Document section:
■ ■ ■

How Did Bert Schneider and Steve Blauner Die?

In Apple TV+’s biographical series ‘The Big Cigar,’ Bert Schneider and Steve Blauner, two established Hollywood producers, help the Black Panther Party’s co-founder Huey P. Newton to flee to Cuba. As the show depicts, Schneider and Blauner were Hollywood figures who swam against the current. Schneider not only launched a new era in the industry with ‘Easy Rider’ but also made it clear that there was a place for dissent in the same. Both of them passed away in the 2010s, leaving behind an unignorable legacy of revolution within Hollywood!

Bert Schneider Passed Away of Natural Causes

Bert Schneider died of natural causes on December 12, 2011, at Olympia Medical Center in Los Angeles, California. His daughter Audrey Simon told the press that he had been dealing with failing health. He is survived by Audrey and a son named Jeffrey, in addition to four grandchildren.

Image Credit: Oscars/YouTube

After trying to help Huey P. Newton disappear from the United States, Schneider caused a stir in Hollywood by reading a message from Viet Cong official Dinh Ba Thi while the conclusion of the Vietnam War was on the horizon after accepting the Academy Award for Best Documentary Feature for ‘Hearts and Minds.’ His words were disavowed by Frank Sinatra, the ceremony’s co-host. After the controversial Oscar win, Schneider produced three more films: Henry Jaglom’s ‘Tracks,’ Terrence Malick’s legendary period drama ‘Days of Heaven,’ and the interracial romance ‘Broken English.’

By the end of the 1970s, Schneider had started to stay away from the mainstream. As the decade concluded, the anti-establishment sentiments he propagated through his life and films waned. It didn’t take long for the major studios to regain their outright authority in the industry, making Hollywood a not-so-ideal place for Schneider to thrive. According to his family, the producer also dealt with long-standing substance abuse. By the 1990s, Schneider was a “recluse,” according to former Los Angeles Times critic Patrick Goldstein.

■ ■ ■

Your tasks:
a – According to the article about Bert Schneider and Steve Blauner, where did Bert Schneider die?
b – Write out the passage of the article about Bert Schneider and Steve Blauner starting at "By the end of" and ending at "critic Patrick Goldstein.".
c – Continue the article about Bert Schneider and Steve Blauner from its last sentence.

Stored data entries
■ ■ ■

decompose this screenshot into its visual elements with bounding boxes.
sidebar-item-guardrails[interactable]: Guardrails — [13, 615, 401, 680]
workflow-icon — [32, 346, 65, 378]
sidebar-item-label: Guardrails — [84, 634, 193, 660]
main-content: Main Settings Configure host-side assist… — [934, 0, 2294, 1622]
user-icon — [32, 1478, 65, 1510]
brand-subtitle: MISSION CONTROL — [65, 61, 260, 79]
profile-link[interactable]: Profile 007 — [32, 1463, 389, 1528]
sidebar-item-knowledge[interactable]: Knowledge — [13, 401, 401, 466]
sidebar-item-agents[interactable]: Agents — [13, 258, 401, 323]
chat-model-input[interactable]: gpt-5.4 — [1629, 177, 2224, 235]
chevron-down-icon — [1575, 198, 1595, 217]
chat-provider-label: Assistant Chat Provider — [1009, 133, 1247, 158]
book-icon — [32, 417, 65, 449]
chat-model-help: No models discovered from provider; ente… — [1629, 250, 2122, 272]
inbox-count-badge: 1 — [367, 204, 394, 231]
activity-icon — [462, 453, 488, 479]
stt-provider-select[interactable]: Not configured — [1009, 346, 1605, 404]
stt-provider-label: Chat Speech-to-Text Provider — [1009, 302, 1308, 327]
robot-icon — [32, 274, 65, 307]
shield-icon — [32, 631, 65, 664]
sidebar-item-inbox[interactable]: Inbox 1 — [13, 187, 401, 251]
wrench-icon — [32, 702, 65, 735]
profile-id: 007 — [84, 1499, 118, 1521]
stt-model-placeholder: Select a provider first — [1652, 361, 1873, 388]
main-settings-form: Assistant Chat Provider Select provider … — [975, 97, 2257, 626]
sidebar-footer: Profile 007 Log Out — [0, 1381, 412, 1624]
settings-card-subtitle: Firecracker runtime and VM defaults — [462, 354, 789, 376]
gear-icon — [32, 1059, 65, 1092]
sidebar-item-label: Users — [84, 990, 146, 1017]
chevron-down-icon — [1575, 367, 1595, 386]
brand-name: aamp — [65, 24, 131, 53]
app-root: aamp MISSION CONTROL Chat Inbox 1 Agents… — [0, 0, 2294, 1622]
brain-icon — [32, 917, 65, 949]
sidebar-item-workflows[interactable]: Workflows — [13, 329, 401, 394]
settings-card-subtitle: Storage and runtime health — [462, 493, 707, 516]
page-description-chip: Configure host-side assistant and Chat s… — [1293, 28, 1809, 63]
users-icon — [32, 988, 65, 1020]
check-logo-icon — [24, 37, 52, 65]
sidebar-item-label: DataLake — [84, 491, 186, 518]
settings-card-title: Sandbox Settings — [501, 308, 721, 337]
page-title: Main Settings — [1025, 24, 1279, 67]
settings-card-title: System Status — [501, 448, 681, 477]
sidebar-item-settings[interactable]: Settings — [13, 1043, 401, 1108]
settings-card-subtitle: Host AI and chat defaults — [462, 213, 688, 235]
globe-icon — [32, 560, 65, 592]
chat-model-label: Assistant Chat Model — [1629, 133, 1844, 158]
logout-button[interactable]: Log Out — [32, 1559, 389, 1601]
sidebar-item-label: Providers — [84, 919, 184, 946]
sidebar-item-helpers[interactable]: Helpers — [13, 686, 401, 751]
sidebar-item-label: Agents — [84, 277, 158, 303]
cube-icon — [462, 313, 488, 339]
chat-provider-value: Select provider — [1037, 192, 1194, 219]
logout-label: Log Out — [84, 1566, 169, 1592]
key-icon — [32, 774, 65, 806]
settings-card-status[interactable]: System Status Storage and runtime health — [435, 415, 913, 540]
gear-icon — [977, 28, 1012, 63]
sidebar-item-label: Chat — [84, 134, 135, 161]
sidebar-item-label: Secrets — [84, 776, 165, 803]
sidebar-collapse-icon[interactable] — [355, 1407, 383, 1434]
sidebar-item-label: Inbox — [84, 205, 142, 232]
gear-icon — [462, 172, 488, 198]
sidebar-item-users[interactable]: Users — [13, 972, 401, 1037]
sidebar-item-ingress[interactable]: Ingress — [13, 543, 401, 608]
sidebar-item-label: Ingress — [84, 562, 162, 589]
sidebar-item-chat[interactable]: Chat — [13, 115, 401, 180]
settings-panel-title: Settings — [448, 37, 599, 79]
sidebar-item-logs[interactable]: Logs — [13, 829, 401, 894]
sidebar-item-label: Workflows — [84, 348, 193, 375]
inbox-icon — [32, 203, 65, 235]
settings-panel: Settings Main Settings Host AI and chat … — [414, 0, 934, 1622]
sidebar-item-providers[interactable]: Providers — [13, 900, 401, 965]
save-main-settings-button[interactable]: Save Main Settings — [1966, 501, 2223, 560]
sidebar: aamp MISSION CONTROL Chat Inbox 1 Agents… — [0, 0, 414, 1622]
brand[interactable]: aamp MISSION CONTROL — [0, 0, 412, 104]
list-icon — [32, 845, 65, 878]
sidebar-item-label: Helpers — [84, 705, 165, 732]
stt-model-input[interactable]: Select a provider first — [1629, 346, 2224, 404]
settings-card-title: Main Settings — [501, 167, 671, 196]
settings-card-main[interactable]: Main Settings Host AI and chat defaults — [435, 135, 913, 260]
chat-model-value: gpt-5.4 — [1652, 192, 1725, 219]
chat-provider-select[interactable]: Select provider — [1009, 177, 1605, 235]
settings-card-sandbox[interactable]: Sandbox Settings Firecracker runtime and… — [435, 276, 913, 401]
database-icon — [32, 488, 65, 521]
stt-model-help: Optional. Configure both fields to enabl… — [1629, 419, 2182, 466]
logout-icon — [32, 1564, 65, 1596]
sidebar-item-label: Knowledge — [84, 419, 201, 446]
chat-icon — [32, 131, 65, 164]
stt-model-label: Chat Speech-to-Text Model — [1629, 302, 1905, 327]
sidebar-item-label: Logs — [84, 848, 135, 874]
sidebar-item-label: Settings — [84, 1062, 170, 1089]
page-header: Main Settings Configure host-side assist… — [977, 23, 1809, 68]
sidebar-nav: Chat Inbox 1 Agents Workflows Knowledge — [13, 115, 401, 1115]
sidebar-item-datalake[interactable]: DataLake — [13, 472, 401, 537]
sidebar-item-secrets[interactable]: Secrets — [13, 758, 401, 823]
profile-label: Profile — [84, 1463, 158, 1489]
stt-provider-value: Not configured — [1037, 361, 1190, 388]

■ ■ ■

Replies:
a – He died at Olympia Medical Center in Los Angeles, California.

b –
By the end of the 1970s, Schneider had started to stay away from the mainstream. As the decade concluded, the anti-establishment sentiments he propagated through his life and films waned. It didn’t take long for the major studios to regain their outright authority in the industry, making Hollywood a not-so-ideal place for Schneider to thrive. According to his family, the producer also dealt with long-standing substance abuse. By the 1990s, Schneider was a “recluse,” according to former Los Angeles Times critic Patrick Goldstein.

c –
“By the late ‘90s, he [Schneider] was a sad case. I’d see him at parties, toting a plastic baggie full of pharmaceuticals of all stripes and sizes, hanging out with women who weren’t even born when ‘Easy Rider’ was taking the town by storm,” Goldstein wrote in the Los Angeles Times, adding that the producer was “worthy of the throne.” During his later years, he was also estranged from his children, friends, and colleagues. “Drugs wasted him [Schneider], made him solitary. He withdrew from our thirty-year friendship about a decade ago, and unfortunately, I was one of too many to count,” Peter Davis, who directed the producer’s Academy Award-winning ‘Hearts and Minds,’ wrote in The Huffington Post/HuffPost.

Davis remembered his friend and colleague warmly after Schneider’s demise. “In a parallel universe, I like to think, Bert is resuming his decades-old argument with Dennis Hopper about film, politics, and the most blissful way to achieve enlightenment. In our own orbit, though, Bert’s absence makes the world just a little less interesting,” the filmmaker added.

Steve Blauner Died at the Age of 81

On the other hand, Steve Blauner died on June 16, 2015, at the age of 81, while dealing with the complications of a broken hip. He is survived by his daughters, Grace Brown and Moon Blauner, a former assistant to Academy Award-winning actress Helen Hunt.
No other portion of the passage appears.